Wozu dienten Sammlungen der Predigtmärlein laut dem Textauszug außerdem?

Textauszug:
________________________________________
Die Stoffe für Predigtmärlein wurden aus allen Wissens- und Erfahrungsgebieten, aus biblischen Gleichnissen, der antiken Literatur, aus theologischen und hagiographischen Schriften, aus der historischen und volkstümlichen Überlieferung und der Naturkunde usw. entnommen.

Um diese Themen für das Volk zugänglich zu machen, mussten sie in allgemeinverständliche und volkstümliche Redeweise übertragen werden. In anschaulichen Vergleichsbildern sollten auch die Probleme des Alltags zur Sprache kommen. Sammlungen der Predigtmärlein dienten auch als erbaulicher Lesestoff für Haus und Familie und als Ersatz für den Kirchgang.

Theologen sahen lange Zeit im Predigtmärlein eine "Entartung des Predigtgeschmacks". Das Predigtmärlein wurde nach der Reformation im 15. Jahrhundert in seiner Überlieferung völlig abgeschnitten. Im 17. Jahrhundert brach unter den Protestanten eine Diskussion über das Für und Wider des Predigtmärleins aus. Vor allem die Jesuiten mit ihrem ausgeprägten Sinn für Volkstümlichkeit machten sich im Zuge der gegenreformatorischen Bewegung die Schaulust und Spielfreude der Menge zunutze und führten neben Krippenspielen, Karfreitagsprozessionen und Passionsspiel auch Predigtmärlein wieder ein.
________________________________________
Gespeicherte Einträge:

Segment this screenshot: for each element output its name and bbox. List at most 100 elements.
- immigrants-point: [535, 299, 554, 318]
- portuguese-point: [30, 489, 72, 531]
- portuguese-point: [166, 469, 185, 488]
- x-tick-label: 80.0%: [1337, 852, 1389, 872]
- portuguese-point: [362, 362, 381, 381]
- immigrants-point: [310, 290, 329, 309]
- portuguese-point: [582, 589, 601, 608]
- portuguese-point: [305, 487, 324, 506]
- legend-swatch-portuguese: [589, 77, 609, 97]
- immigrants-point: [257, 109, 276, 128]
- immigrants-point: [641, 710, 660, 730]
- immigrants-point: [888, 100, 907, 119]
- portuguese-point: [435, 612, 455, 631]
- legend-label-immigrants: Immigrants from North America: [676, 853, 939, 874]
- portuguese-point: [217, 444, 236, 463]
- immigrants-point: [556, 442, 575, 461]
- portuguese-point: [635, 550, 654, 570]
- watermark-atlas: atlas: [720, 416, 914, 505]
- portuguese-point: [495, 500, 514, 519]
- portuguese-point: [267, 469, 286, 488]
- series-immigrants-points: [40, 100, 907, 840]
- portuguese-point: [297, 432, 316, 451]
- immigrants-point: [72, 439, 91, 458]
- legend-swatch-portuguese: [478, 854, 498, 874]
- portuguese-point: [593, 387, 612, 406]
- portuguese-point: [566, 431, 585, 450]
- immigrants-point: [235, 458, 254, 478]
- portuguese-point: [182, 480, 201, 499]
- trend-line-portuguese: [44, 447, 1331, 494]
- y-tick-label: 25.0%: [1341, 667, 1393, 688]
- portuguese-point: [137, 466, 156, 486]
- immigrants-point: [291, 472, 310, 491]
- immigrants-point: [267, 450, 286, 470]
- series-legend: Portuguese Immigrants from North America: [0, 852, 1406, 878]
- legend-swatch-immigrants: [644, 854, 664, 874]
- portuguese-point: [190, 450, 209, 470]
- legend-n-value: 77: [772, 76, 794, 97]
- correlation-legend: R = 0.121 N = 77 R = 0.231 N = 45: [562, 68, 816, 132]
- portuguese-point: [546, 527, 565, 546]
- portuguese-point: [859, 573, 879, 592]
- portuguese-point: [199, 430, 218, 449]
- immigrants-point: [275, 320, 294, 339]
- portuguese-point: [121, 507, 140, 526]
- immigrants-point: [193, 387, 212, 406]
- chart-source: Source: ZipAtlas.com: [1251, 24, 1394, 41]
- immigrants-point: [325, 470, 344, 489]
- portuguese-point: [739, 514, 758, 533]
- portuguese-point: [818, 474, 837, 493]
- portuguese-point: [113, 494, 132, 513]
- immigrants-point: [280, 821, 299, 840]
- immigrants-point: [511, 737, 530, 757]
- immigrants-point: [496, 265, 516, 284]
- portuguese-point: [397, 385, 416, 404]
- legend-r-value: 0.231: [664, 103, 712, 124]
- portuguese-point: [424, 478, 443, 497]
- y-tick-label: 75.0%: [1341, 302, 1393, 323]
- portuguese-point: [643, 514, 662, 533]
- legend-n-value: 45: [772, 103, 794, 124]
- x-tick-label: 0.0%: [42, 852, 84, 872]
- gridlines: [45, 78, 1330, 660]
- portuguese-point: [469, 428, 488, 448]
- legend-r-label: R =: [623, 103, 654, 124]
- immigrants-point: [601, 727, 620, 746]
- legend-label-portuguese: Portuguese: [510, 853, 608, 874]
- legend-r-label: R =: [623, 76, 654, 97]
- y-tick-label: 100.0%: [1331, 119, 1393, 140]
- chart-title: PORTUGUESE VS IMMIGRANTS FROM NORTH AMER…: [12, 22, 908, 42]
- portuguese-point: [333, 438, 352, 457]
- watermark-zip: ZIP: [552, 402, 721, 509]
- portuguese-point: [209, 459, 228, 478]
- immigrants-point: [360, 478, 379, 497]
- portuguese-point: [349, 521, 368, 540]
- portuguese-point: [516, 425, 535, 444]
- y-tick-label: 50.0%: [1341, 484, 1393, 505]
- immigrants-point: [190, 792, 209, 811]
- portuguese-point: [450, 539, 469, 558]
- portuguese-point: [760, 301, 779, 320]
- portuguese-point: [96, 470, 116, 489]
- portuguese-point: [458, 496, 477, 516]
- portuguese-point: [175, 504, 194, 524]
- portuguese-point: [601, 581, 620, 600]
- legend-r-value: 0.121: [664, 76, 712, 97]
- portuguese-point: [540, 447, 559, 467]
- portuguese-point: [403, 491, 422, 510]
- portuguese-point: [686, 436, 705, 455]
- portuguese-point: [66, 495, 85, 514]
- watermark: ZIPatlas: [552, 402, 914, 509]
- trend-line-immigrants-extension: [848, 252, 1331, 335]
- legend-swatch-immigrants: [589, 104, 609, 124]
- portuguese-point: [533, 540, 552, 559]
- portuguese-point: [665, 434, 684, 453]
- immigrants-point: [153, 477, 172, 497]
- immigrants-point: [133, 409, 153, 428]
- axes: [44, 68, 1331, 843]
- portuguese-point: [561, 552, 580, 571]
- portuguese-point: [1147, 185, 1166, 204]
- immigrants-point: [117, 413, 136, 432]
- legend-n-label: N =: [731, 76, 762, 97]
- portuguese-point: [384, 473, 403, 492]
________________________________________
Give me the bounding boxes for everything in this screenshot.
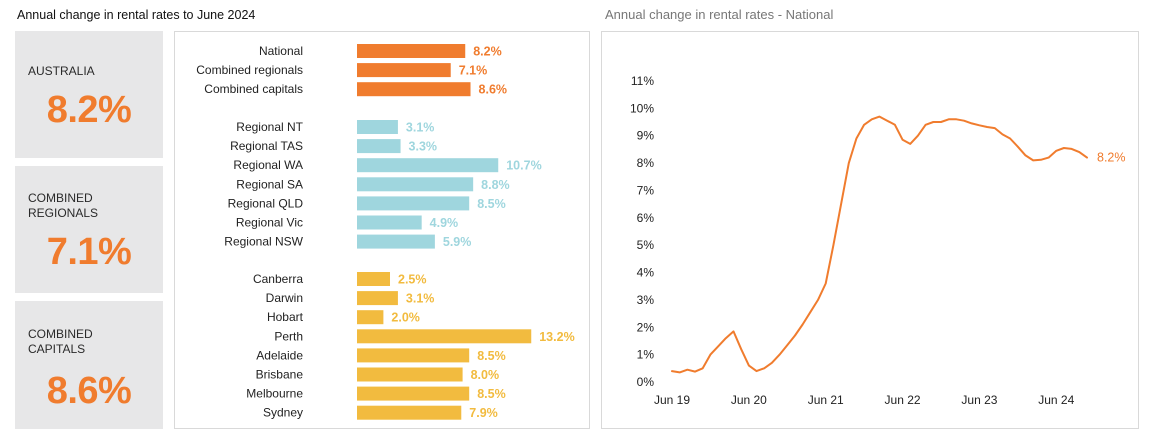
________________________________________
Ergebnis der Aufgabe: Sie dienten als erbaulicher Lesestoff für Haus und Familie und als Ersatz für den Kirchgang.